# Problem description
Work through the listing below and count the lines that hold "我为群众办实事". Answer with the number alone.

Records from a dataset
***

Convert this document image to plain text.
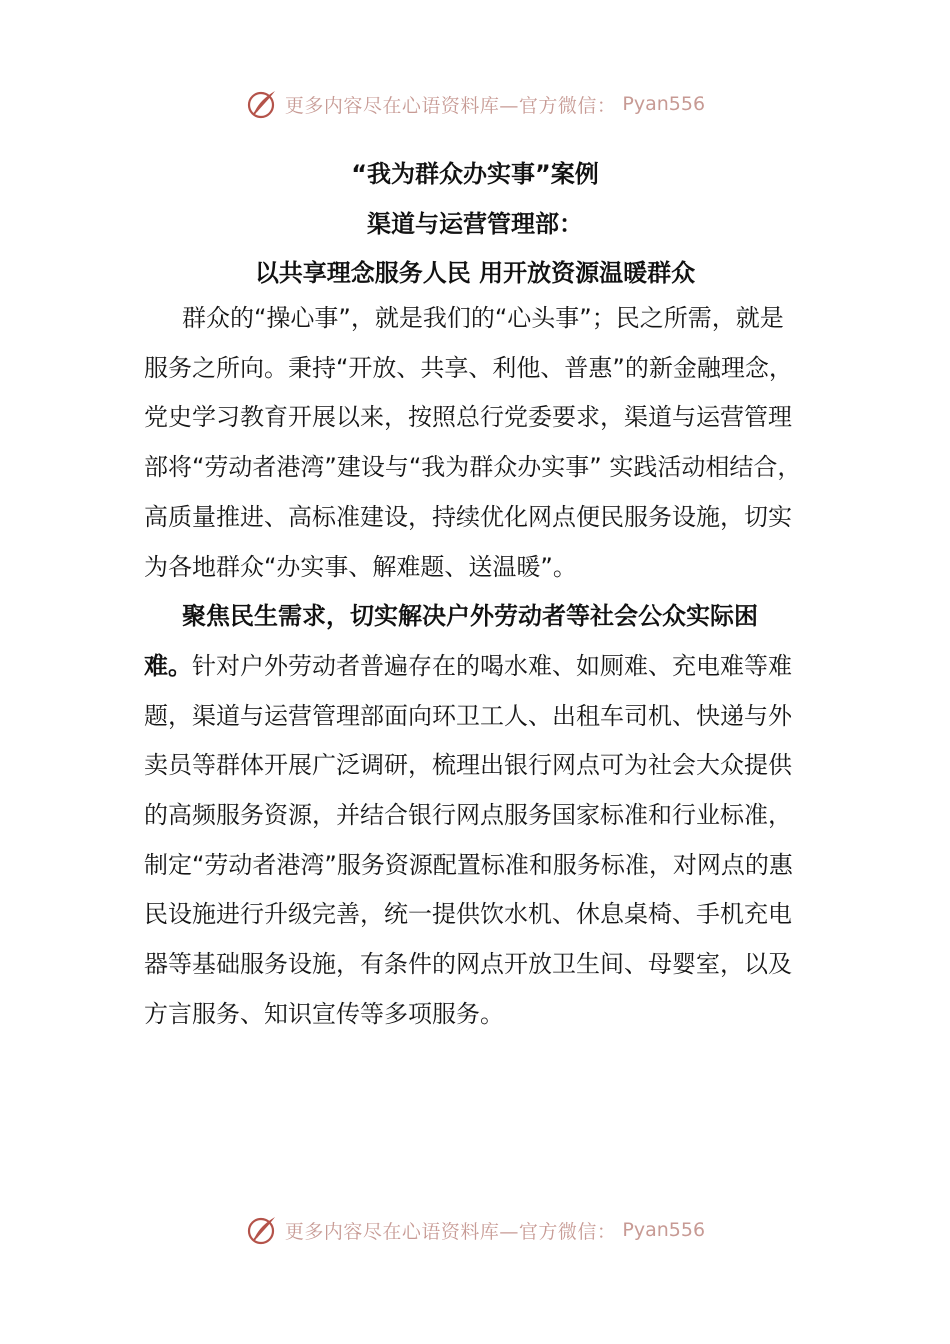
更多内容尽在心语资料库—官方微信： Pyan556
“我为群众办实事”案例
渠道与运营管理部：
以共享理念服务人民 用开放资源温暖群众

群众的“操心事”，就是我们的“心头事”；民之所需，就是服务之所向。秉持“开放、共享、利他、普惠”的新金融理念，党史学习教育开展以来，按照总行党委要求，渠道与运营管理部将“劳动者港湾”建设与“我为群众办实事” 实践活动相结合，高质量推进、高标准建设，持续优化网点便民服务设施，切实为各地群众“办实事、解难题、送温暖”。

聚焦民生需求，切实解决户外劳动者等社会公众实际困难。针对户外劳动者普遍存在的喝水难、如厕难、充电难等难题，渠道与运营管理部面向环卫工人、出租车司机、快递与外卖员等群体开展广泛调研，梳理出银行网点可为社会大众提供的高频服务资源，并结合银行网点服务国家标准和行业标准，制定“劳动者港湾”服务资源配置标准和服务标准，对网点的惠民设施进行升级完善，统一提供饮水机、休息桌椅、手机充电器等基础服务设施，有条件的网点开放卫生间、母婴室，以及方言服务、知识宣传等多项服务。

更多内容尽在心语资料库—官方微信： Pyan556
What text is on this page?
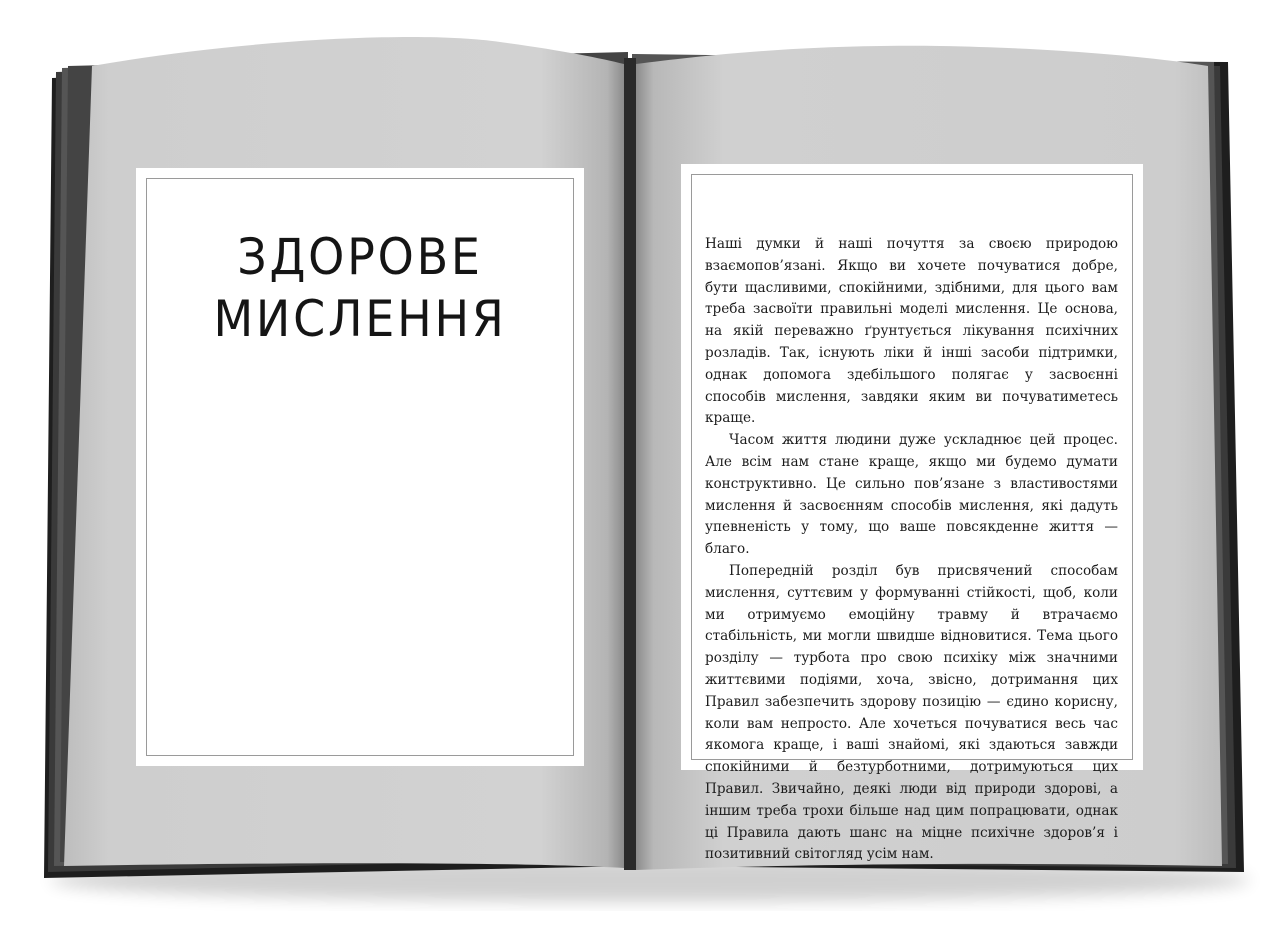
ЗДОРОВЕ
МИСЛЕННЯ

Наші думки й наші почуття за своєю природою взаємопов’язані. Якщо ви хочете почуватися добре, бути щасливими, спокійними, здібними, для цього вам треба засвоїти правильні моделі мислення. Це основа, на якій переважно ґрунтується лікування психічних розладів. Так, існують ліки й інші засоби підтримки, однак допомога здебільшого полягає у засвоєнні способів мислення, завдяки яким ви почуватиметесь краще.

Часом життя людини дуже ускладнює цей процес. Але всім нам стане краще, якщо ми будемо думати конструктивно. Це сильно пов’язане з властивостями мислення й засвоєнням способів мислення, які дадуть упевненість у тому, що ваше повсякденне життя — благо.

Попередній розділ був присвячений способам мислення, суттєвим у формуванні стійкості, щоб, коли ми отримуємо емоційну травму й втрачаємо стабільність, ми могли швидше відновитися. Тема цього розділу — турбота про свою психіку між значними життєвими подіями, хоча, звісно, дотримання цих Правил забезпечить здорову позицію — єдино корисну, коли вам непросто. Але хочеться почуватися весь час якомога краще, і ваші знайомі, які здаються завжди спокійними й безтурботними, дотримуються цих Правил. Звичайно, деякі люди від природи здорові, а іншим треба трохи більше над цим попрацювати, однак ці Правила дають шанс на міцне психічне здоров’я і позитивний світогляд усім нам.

***

# Output of the exercise
2